Exercise details: Format the lines of every record below as a Markdown table with the columns Row and Line, numbering the rows and skipping blank lines.

Entries from a collection:

## start

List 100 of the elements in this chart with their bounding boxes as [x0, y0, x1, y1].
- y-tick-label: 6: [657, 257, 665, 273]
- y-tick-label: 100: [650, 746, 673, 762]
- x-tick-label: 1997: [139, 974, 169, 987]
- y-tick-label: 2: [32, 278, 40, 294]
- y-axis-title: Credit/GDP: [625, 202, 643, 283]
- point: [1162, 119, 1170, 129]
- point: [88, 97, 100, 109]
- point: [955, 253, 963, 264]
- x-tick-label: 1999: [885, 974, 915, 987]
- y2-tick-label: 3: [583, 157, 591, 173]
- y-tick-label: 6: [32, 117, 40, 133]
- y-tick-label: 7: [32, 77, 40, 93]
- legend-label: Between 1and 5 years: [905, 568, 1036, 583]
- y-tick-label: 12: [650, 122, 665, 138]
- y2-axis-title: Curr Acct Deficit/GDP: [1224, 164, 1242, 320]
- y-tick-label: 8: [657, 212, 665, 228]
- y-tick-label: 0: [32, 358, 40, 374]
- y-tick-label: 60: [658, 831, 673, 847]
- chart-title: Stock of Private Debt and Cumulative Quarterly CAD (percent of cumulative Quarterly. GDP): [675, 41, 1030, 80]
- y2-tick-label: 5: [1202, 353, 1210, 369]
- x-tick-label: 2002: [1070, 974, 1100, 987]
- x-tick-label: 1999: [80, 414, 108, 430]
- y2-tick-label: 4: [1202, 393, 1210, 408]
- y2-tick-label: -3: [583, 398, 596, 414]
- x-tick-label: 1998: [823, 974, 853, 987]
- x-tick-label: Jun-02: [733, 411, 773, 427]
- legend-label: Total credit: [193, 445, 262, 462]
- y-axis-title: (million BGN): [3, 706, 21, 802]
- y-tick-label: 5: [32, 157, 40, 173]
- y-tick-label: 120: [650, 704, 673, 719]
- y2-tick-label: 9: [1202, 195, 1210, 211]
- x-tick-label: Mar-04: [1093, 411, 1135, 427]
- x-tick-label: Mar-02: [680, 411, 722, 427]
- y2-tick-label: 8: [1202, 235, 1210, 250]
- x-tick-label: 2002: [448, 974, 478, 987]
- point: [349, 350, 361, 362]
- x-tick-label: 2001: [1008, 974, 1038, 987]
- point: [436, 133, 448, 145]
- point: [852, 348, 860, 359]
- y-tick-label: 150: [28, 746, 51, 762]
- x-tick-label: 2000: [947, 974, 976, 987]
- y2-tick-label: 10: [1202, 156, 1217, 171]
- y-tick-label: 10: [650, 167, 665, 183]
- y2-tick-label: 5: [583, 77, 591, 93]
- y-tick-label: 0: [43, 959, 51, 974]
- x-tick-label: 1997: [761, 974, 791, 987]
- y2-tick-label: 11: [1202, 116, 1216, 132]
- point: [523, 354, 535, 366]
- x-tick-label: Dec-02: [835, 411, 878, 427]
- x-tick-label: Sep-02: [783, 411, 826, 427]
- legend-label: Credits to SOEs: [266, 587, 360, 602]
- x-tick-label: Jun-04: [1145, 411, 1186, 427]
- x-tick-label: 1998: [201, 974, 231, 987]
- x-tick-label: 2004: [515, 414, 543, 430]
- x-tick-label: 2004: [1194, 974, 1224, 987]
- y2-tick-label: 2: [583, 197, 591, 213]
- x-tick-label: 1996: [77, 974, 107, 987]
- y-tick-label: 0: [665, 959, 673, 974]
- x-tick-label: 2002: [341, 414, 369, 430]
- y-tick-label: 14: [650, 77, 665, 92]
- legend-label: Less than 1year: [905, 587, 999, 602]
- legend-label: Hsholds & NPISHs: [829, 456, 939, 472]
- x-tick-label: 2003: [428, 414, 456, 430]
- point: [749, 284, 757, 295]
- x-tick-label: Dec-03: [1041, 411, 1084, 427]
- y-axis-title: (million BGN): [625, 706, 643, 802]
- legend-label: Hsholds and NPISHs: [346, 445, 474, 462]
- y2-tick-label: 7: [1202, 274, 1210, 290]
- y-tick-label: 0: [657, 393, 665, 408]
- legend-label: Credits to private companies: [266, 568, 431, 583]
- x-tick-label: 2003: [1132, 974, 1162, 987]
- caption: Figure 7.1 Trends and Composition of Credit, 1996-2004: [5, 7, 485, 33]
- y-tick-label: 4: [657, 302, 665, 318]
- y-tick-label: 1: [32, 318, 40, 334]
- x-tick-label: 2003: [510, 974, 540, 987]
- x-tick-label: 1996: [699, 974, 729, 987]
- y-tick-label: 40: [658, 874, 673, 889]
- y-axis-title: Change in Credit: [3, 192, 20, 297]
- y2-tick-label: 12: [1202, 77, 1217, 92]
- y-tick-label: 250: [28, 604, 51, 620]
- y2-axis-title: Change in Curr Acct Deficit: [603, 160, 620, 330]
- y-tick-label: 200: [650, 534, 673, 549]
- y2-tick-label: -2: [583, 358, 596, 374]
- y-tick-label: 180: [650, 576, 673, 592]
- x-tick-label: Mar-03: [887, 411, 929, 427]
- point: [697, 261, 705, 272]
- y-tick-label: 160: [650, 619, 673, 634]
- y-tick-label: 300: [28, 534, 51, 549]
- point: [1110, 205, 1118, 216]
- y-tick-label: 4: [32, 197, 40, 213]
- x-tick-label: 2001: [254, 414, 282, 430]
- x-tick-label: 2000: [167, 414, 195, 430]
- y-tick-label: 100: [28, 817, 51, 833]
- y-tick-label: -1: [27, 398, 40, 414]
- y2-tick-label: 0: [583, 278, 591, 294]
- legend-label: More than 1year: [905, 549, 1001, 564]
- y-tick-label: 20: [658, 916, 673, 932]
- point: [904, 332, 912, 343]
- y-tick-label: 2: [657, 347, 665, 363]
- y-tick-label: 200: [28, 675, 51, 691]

## end

Output for this task:
| Row | Line |
|---|---|
| 1 | List 100 of the elements in this chart with their bounding boxes as [x0, y0, x1, y1]. |
| 2 | - y-tick-label: 6: [657, 257, 665, 273] |
| 3 | - y-tick-label: 100: [650, 746, 673, 762] |
| 4 | - x-tick-label: 1997: [139, 974, 169, 987] |
| 5 | - y-tick-label: 2: [32, 278, 40, 294] |
| 6 | - y-axis-title: Credit/GDP: [625, 202, 643, 283] |
| 7 | - point: [1162, 119, 1170, 129] |
| 8 | - point: [88, 97, 100, 109] |
| 9 | - point: [955, 253, 963, 264] |
| 10 | - x-tick-label: 1999: [885, 974, 915, 987] |
| 11 | - y2-tick-label: 3: [583, 157, 591, 173] |
| 12 | - y-tick-label: 6: [32, 117, 40, 133] |
| 13 | - y-tick-label: 7: [32, 77, 40, 93] |
| 14 | - legend-label: Between 1and 5 years: [905, 568, 1036, 583] |
| 15 | - y-tick-label: 12: [650, 122, 665, 138] |
| 16 | - y2-axis-title: Curr Acct Deficit/GDP: [1224, 164, 1242, 320] |
| 17 | - y-tick-label: 8: [657, 212, 665, 228] |
| 18 | - y-tick-label: 0: [32, 358, 40, 374] |
| 19 | - y-tick-label: 60: [658, 831, 673, 847] |
| 20 | - chart-title: Stock of Private Debt and Cumulative Quarterly CAD (percent of cumulative Quarterly. GDP): [675, 41, 1030, 80] |
| 21 | - y2-tick-label: 5: [1202, 353, 1210, 369] |
| 22 | - x-tick-label: 2002: [1070, 974, 1100, 987] |
| 23 | - x-tick-label: 1999: [80, 414, 108, 430] |
| 24 | - y2-tick-label: 4: [1202, 393, 1210, 408] |
| 25 | - y2-tick-label: -3: [583, 398, 596, 414] |
| 26 | - x-tick-label: 1998: [823, 974, 853, 987] |
| 27 | - x-tick-label: Jun-02: [733, 411, 773, 427] |
| 28 | - legend-label: Total credit: [193, 445, 262, 462] |
| 29 | - y-axis-title: (million BGN): [3, 706, 21, 802] |
| 30 | - y-tick-label: 5: [32, 157, 40, 173] |
| 31 | - y-tick-label: 120: [650, 704, 673, 719] |
| 32 | - y2-tick-label: 9: [1202, 195, 1210, 211] |
| 33 | - x-tick-label: Mar-04: [1093, 411, 1135, 427] |
| 34 | - x-tick-label: Mar-02: [680, 411, 722, 427] |
| 35 | - y2-tick-label: 8: [1202, 235, 1210, 250] |
| 36 | - x-tick-label: 2002: [448, 974, 478, 987] |
| 37 | - point: [349, 350, 361, 362] |
| 38 | - x-tick-label: 2001: [1008, 974, 1038, 987] |
| 39 | - point: [436, 133, 448, 145] |
| 40 | - point: [852, 348, 860, 359] |
| 41 | - y-tick-label: 150: [28, 746, 51, 762] |
| 42 | - x-tick-label: 2000: [947, 974, 976, 987] |
| 43 | - y2-tick-label: 10: [1202, 156, 1217, 171] |
| 44 | - y-tick-label: 10: [650, 167, 665, 183] |
| 45 | - y2-tick-label: 5: [583, 77, 591, 93] |
| 46 | - y-tick-label: 0: [43, 959, 51, 974] |
| 47 | - x-tick-label: 1997: [761, 974, 791, 987] |
| 48 | - y2-tick-label: 11: [1202, 116, 1216, 132] |
| 49 | - point: [523, 354, 535, 366] |
| 50 | - x-tick-label: Dec-02: [835, 411, 878, 427] |
| 51 | - x-tick-label: Sep-02: [783, 411, 826, 427] |
| 52 | - legend-label: Credits to SOEs: [266, 587, 360, 602] |
| 53 | - x-tick-label: Jun-04: [1145, 411, 1186, 427] |
| 54 | - x-tick-label: 1998: [201, 974, 231, 987] |
| 55 | - x-tick-label: 2004: [515, 414, 543, 430] |
| 56 | - x-tick-label: 2004: [1194, 974, 1224, 987] |
| 57 | - y2-tick-label: 2: [583, 197, 591, 213] |
| 58 | - x-tick-label: 1996: [77, 974, 107, 987] |
| 59 | - y-tick-label: 0: [665, 959, 673, 974] |
| 60 | - x-tick-label: 2002: [341, 414, 369, 430] |
| 61 | - y-tick-label: 14: [650, 77, 665, 92] |
| 62 | - legend-label: Less than 1year: [905, 587, 999, 602] |
| 63 | - legend-label: Hsholds & NPISHs: [829, 456, 939, 472] |
| 64 | - x-tick-label: 2003: [428, 414, 456, 430] |
| 65 | - point: [749, 284, 757, 295] |
| 66 | - x-tick-label: Dec-03: [1041, 411, 1084, 427] |
| 67 | - y-axis-title: (million BGN): [625, 706, 643, 802] |
| 68 | - legend-label: Hsholds and NPISHs: [346, 445, 474, 462] |
| 69 | - y2-tick-label: 7: [1202, 274, 1210, 290] |
| 70 | - y-tick-label: 0: [657, 393, 665, 408] |
| 71 | - legend-label: Credits to private companies: [266, 568, 431, 583] |
| 72 | - x-tick-label: 2003: [1132, 974, 1162, 987] |
| 73 | - caption: Figure 7.1 Trends and Composition of Credit, 1996-2004: [5, 7, 485, 33] |
| 74 | - y-tick-label: 4: [657, 302, 665, 318] |
| 75 | - y-tick-label: 1: [32, 318, 40, 334] |
| 76 | - x-tick-label: 2003: [510, 974, 540, 987] |
| 77 | - x-tick-label: 1996: [699, 974, 729, 987] |
| 78 | - y-tick-label: 40: [658, 874, 673, 889] |
| 79 | - y-axis-title: Change in Credit: [3, 192, 20, 297] |
| 80 | - y2-tick-label: 12: [1202, 77, 1217, 92] |
| 81 | - y-tick-label: 250: [28, 604, 51, 620] |
| 82 | - y2-axis-title: Change in Curr Acct Deficit: [603, 160, 620, 330] |
| 83 | - y-tick-label: 200: [650, 534, 673, 549] |
| 84 | - y2-tick-label: -2: [583, 358, 596, 374] |
| 85 | - y-tick-label: 180: [650, 576, 673, 592] |
| 86 | - x-tick-label: Mar-03: [887, 411, 929, 427] |
| 87 | - point: [697, 261, 705, 272] |
| 88 | - y-tick-label: 160: [650, 619, 673, 634] |
| 89 | - y-tick-label: 300: [28, 534, 51, 549] |
| 90 | - point: [1110, 205, 1118, 216] |
| 91 | - y-tick-label: 4: [32, 197, 40, 213] |
| 92 | - x-tick-label: 2001: [254, 414, 282, 430] |
| 93 | - x-tick-label: 2000: [167, 414, 195, 430] |
| 94 | - y-tick-label: 100: [28, 817, 51, 833] |
| 95 | - y-tick-label: -1: [27, 398, 40, 414] |
| 96 | - y2-tick-label: 0: [583, 278, 591, 294] |
| 97 | - legend-label: More than 1year: [905, 549, 1001, 564] |
| 98 | - y-tick-label: 20: [658, 916, 673, 932] |
| 99 | - point: [904, 332, 912, 343] |
| 100 | - y-tick-label: 2: [657, 347, 665, 363] |
| 101 | - y-tick-label: 200: [28, 675, 51, 691] |